(Stored data entries)
────────────────────────────────────────

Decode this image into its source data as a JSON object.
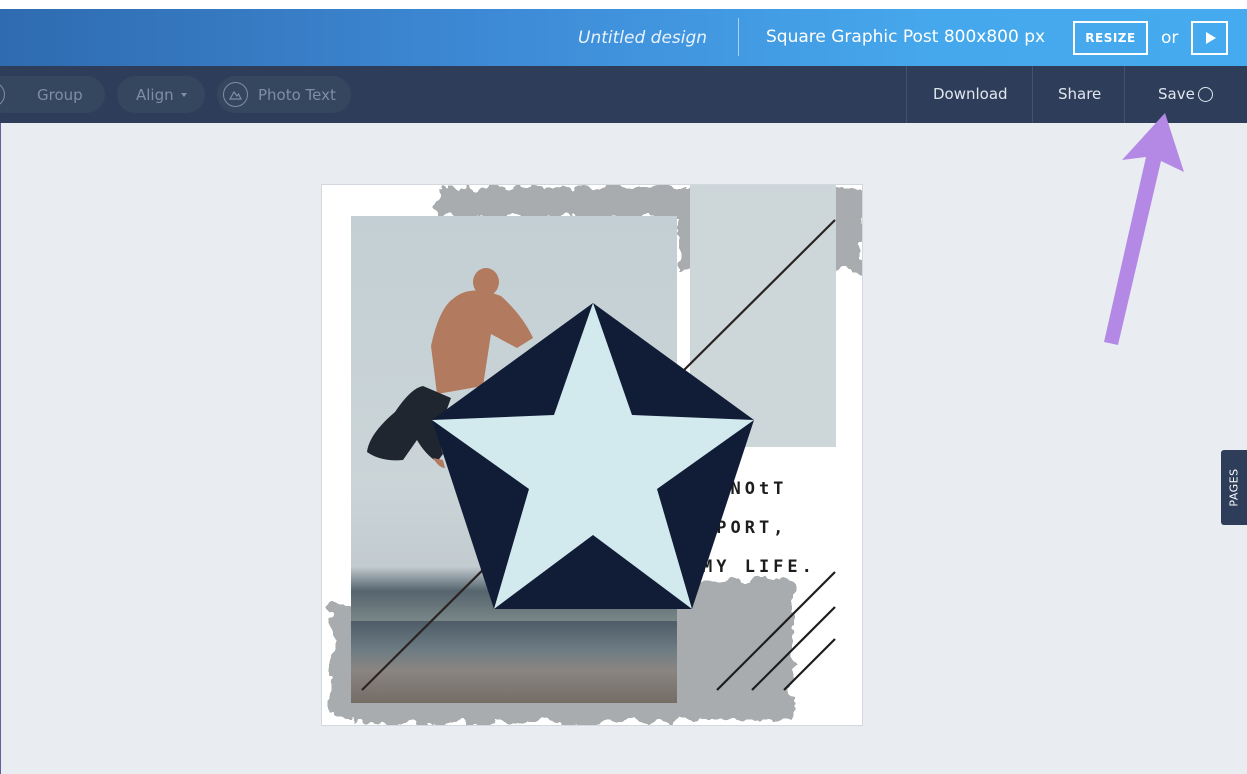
{
  "header": {
    "title": "Untitled design",
    "format": "Square Graphic Post 800x800 px",
    "resize_label": "RESIZE",
    "or_label": "or",
    "play_icon": "play-icon"
  },
  "toolbar": {
    "group_label": "Group",
    "align_label": "Align",
    "photo_text_label": "Photo Text",
    "download_label": "Download",
    "share_label": "Share",
    "save_label": "Save"
  },
  "design": {
    "poem_lines": [
      "S NOtT",
      "SPORT,",
      "MY LIFE."
    ],
    "star_fill": "#d2eaee",
    "pentagon_fill": "#111c36"
  },
  "pages_tab": {
    "label": "PAGES"
  },
  "colors": {
    "topbar_start": "#2f6bb0",
    "topbar_end": "#45aaef",
    "toolbar_bg": "#2e3e5a",
    "canvas_bg": "#e9edf1",
    "annotation_arrow": "#b489e6"
  }
}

────────────────────────────────────────

What you will do
In your copy, leave out the pictures and reproduce the material above exactly.

Output below
Decode this image into its source data as a JSON object.
{
  "header": {
    "title": "Untitled design",
    "format": "Square Graphic Post 800x800 px",
    "resize_label": "RESIZE",
    "or_label": "or",
    "play_icon": "play-icon"
  },
  "toolbar": {
    "group_label": "Group",
    "align_label": "Align",
    "photo_text_label": "Photo Text",
    "download_label": "Download",
    "share_label": "Share",
    "save_label": "Save"
  },
  "design": {
    "poem_lines": [
      "S NOtT",
      "SPORT,",
      "MY LIFE."
    ],
    "star_fill": "#d2eaee",
    "pentagon_fill": "#111c36"
  },
  "pages_tab": {
    "label": "PAGES"
  },
  "colors": {
    "topbar_start": "#2f6bb0",
    "topbar_end": "#45aaef",
    "toolbar_bg": "#2e3e5a",
    "canvas_bg": "#e9edf1",
    "annotation_arrow": "#b489e6"
  }
}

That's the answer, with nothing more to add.